━━━ SUPPLIED TEXT ━━━
Adopting Mechanical Thrombectomy for Acute Stroke Intervention

Gerald Wyse, MD, discusses today's device options, the learning curve, and what interventionists adopting this therapy should know.


How steep is the learning curve for adopting mechanical thrombectomy options for treating acute stroke patients?

I think today's physicians are becoming much more adept, but the learning curve is still very steep. Some are hesitant or reluctant to attempt their first case, and it takes several cases to become proficient with the devices. But there have been improvements in the technology, and the overall experience has grown quite a bit, with physicians becoming more familiar with the devices they are using. There is definitely a significant learning curve, and I can't understate the importance of being mentored when you are first starting to use the device. Proper training is crucial.

Is it important to have proficiency with several available devices or to focus on perfecting the use of one option?
I strongly believe in having the whole arsenal on the shelf. The thing about thrombectomy at the moment is that there isn't a single perfect device. You need to have different options for certain cases. Some of the devices are more difficult to navigate intracranially, and in certain instances (such an elderly patient at a higher risk of atherosclerosis), there will be greater risk in using them. However, in another patient, they might be the ideal option. In our institution, we use the Merci (Concentric Medical, Inc.), Penumbra (Penumbra, Inc., Alameda, CA), and Ekos (Ekos Corporation, Bothell, WA) platforms. As the physician's experience grows, he will be happier to use one device versus another in particular settings, but I would certainly advise becoming proficient with each option and to always have the devices available.

With this device-driven therapy, which is the more important factor—technique or technology?
I think they are equally important in this setting. These are relatively large devices, and if you have poor technique, and if you make even a small mistake in an intracranial vessel you are not very familiar with, you could have a disaster on your hands. We do not yet have the perfect technology. There is a lot of discussion about newer and next-generation devices on the way, which should facilitate the procedure, but the interventionist has to combine a careful, tailored technique with a specific device in a unique patient anatomy.

What is the window of efficacy for these devices in acute stroke?
━━━
* PARTS OF THE EXERCISE:
A - In the stroke thrombectomy interview, write out the passage from "How steep is" to "of one option?".
B - Condense the paragraph of the stroke thrombectomy interview that begins "I think today's physicians are becoming much more adept" into a short bulleted list that keeps its main facts.
━━━ RECORD EXCERPTS ━━━
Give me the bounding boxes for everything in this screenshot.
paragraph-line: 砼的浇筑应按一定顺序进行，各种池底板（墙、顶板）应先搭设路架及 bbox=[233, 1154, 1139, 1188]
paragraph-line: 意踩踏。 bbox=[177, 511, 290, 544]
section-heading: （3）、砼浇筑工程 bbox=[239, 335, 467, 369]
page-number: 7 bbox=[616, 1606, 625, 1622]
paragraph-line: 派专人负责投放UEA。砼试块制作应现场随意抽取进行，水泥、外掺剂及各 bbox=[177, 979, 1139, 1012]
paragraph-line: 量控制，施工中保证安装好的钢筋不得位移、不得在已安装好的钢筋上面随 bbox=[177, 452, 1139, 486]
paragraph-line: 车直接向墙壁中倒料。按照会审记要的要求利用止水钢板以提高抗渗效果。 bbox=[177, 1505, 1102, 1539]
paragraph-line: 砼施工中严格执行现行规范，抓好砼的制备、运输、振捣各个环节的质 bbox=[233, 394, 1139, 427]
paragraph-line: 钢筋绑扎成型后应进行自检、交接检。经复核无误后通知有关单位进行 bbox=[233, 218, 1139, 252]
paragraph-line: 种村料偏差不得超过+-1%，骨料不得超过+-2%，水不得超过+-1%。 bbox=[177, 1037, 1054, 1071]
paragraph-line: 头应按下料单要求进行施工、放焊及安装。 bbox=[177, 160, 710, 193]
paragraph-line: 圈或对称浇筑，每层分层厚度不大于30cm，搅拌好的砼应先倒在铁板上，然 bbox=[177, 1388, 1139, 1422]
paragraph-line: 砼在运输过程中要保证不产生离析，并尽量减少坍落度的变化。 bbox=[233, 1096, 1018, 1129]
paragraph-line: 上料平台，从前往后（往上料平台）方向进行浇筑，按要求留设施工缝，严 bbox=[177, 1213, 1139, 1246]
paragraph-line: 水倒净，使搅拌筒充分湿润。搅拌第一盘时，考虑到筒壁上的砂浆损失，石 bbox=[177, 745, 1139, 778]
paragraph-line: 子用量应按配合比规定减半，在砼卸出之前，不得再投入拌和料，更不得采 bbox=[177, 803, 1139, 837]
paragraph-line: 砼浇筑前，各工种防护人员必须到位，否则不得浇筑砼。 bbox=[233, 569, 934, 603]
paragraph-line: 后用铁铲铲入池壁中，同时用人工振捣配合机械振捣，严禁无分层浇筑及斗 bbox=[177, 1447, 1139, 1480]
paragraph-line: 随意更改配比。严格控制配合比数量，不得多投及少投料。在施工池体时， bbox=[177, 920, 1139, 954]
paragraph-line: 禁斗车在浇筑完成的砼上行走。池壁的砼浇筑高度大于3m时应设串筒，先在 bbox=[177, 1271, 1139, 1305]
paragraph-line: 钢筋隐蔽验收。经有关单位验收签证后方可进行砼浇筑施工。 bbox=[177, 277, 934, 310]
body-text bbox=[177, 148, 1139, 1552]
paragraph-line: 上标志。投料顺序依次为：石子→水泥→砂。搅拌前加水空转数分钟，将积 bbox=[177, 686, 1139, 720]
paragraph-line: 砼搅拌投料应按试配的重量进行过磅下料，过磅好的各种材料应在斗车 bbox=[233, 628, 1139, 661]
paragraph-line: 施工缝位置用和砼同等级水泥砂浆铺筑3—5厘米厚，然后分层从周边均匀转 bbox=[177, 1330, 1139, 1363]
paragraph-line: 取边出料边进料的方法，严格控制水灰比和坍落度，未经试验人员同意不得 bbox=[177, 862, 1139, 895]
━━━
* SOLUTIONS PER TASK:
A -
How steep is the learning curve for adopting mechanical thrombectomy options for treating acute stroke patients?

I think today's physicians are becoming much more adept, but the learning curve is still very steep. Some are hesitant or reluctant to attempt their first case, and it takes several cases to become proficient with the devices. But there have been improvements in the technology, and the overall experience has grown quite a bit, with physicians becoming more familiar with the devices they are using. There is definitely a significant learning curve, and I can't understate the importance of being mentored when you are first starting to use the device. Proper training is crucial.

Is it important to have proficiency with several available devices or to focus on perfecting the use of one option?

B -
- Physicians are becoming more adept, but the learning curve is still very steep.
- Some are hesitant to attempt a first case, and proficiency with the devices takes several cases.
- The technology has improved, and physicians' overall experience and familiarity with their devices have grown.
- Being mentored when first starting to use the device matters, and proper training is crucial.